---------- EXERCISE MATERIAL
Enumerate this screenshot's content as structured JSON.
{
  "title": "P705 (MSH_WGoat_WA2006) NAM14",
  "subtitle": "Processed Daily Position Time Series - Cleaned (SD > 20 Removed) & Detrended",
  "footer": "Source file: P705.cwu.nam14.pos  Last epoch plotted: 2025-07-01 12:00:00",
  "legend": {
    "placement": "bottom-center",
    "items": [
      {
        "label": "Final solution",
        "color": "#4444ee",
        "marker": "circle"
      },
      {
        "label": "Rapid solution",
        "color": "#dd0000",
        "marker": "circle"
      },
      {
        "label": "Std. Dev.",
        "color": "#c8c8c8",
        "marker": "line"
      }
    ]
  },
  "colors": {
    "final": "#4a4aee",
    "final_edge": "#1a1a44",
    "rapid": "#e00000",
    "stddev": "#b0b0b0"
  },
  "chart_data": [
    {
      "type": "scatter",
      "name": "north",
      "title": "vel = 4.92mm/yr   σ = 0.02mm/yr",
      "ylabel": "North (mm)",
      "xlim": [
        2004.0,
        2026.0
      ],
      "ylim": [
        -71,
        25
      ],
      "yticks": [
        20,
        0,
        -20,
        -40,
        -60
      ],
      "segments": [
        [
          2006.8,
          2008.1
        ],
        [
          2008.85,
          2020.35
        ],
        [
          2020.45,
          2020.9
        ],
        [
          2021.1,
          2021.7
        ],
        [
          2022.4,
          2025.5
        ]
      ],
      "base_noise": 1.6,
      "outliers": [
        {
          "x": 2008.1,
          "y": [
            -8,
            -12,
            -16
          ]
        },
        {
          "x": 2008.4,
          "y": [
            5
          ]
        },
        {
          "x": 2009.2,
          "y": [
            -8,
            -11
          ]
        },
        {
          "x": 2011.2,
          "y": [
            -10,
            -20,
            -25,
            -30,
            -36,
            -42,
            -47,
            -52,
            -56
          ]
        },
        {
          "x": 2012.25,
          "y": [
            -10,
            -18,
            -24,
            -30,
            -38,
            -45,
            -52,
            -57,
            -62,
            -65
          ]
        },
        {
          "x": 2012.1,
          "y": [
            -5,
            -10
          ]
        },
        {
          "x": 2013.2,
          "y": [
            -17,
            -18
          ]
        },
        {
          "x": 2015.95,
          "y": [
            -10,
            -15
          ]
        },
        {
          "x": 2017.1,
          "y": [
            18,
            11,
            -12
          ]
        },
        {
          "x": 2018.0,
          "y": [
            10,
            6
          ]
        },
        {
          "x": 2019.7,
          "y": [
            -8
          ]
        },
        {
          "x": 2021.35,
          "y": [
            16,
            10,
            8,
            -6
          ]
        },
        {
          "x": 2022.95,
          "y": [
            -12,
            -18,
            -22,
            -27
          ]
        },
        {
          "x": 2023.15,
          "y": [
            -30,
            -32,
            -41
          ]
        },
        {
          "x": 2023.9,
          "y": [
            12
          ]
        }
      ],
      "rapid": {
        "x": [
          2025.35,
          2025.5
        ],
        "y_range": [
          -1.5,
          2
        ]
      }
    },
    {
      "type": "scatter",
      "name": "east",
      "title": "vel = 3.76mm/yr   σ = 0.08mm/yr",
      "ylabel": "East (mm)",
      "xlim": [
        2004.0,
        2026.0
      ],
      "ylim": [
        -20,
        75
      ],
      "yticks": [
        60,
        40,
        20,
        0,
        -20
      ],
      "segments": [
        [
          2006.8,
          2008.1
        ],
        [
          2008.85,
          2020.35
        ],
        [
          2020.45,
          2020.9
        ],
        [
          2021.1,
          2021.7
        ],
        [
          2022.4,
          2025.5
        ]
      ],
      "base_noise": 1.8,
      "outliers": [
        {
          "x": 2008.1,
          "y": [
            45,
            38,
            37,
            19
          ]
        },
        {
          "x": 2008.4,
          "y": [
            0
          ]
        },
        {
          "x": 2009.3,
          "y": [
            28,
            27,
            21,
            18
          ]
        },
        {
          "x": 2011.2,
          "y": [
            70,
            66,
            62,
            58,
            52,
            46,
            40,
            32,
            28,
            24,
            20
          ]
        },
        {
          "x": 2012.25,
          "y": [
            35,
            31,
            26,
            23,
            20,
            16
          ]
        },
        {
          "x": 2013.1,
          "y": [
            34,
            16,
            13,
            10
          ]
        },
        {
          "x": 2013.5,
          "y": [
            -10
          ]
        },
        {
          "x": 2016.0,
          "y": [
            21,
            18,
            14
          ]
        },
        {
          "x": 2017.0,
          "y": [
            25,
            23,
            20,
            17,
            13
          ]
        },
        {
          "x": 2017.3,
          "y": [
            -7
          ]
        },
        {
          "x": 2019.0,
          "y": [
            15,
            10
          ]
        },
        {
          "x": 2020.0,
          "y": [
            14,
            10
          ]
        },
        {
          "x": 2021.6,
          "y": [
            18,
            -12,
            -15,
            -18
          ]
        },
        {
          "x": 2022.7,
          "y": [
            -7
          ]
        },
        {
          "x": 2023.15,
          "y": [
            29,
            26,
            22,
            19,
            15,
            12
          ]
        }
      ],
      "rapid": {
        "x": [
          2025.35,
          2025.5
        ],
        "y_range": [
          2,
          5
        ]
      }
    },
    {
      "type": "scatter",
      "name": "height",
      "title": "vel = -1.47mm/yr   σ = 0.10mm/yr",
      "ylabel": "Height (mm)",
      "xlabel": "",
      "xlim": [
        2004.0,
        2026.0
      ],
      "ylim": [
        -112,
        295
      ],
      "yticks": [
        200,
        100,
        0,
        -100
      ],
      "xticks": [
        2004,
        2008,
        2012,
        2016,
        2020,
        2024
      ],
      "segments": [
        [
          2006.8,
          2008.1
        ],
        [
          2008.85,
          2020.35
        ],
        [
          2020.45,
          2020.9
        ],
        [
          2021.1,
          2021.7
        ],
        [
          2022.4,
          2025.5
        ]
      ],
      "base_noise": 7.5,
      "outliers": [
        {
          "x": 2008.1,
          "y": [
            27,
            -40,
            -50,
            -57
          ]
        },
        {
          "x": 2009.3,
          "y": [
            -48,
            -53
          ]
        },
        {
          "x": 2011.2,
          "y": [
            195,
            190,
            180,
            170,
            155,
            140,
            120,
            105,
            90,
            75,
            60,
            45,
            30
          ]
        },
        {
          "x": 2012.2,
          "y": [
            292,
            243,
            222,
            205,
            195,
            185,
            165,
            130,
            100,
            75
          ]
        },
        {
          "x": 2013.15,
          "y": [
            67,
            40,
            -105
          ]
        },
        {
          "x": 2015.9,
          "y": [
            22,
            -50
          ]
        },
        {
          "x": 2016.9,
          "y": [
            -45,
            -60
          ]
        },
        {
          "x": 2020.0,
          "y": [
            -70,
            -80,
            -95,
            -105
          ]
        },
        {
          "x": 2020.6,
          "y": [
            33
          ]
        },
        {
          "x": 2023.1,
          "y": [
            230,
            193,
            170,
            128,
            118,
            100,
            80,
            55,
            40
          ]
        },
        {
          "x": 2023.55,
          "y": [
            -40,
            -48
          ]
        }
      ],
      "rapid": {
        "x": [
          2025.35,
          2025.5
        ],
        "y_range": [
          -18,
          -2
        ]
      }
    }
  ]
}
--------------------
TASK TO COMPLETE → Track down all lines above with the string "solution" and copy them.

FULL RESPONSE →
        "label": "Final solution",
        "label": "Rapid solution",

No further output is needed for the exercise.